TASK INPUT:
★ ★ ★ ★

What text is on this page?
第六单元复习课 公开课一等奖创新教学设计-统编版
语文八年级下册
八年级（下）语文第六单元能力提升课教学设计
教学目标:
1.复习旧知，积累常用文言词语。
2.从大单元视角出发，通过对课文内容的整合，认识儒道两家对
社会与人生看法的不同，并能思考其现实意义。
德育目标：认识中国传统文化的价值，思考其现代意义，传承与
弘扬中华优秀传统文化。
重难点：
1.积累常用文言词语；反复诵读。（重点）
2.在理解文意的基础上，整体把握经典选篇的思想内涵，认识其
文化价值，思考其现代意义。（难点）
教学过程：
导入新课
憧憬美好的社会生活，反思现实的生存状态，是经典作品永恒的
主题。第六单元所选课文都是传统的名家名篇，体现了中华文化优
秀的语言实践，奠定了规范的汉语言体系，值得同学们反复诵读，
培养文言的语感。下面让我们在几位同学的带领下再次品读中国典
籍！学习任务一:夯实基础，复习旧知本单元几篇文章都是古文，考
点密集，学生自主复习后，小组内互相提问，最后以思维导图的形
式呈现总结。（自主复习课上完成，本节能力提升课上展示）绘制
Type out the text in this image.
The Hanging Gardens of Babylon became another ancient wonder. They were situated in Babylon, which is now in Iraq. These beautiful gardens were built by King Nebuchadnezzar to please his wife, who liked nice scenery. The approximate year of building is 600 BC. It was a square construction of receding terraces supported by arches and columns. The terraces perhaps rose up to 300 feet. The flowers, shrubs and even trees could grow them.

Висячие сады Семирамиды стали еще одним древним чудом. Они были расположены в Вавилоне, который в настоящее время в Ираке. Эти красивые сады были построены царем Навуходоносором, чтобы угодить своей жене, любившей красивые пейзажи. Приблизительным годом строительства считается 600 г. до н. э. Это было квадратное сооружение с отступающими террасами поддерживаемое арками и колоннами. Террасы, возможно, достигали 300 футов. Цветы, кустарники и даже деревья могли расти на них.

★ ★ ★ ★

YOUR TASK: Only the lines from the one containing "Type out the text in this image." to the end of the listing belong in the output, each reproduced exactly.

RESPONSE TO THE EXERCISE:
Type out the text in this image.
The Hanging Gardens of Babylon became another ancient wonder. They were situated in Babylon, which is now in Iraq. These beautiful gardens were built by King Nebuchadnezzar to please his wife, who liked nice scenery. The approximate year of building is 600 BC. It was a square construction of receding terraces supported by arches and columns. The terraces perhaps rose up to 300 feet. The flowers, shrubs and even trees could grow them.

Висячие сады Семирамиды стали еще одним древним чудом. Они были расположены в Вавилоне, который в настоящее время в Ираке. Эти красивые сады были построены царем Навуходоносором, чтобы угодить своей жене, любившей красивые пейзажи. Приблизительным годом строительства считается 600 г. до н. э. Это было квадратное сооружение с отступающими террасами поддерживаемое арками и колоннами. Террасы, возможно, достигали 300 футов. Цветы, кустарники и даже деревья могли расти на них.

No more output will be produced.